Only the number is wanted: how many lines in the data contain "Captura"?

::::

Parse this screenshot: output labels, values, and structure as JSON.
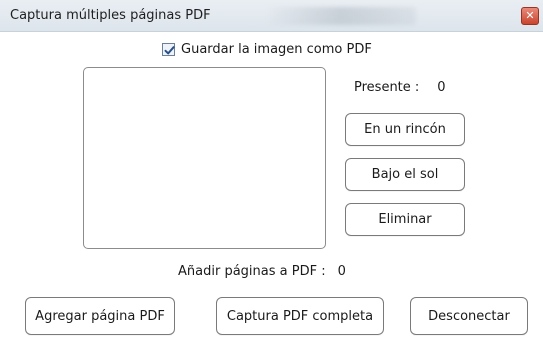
{
  "window": {
    "title": "Captura múltiples páginas PDF",
    "close_symbol": "✕"
  },
  "checkbox": {
    "label": "Guardar la imagen como PDF",
    "checked": true
  },
  "present": {
    "label": "Presente :",
    "value": "0"
  },
  "side_buttons": {
    "corner": "En un rincón",
    "sun": "Bajo el sol",
    "delete": "Eliminar"
  },
  "add_pages": {
    "label": "Añadir páginas a PDF :",
    "value": "0"
  },
  "bottom_buttons": {
    "add_page": "Agregar página PDF",
    "full_capture": "Captura PDF completa",
    "disconnect": "Desconectar"
  },
  "colors": {
    "titlebar": "#dde5ec",
    "close_button": "#c9452f",
    "checkmark": "#2a4f86"
  }
}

::::

**COMPLETED EXERCISE:**
2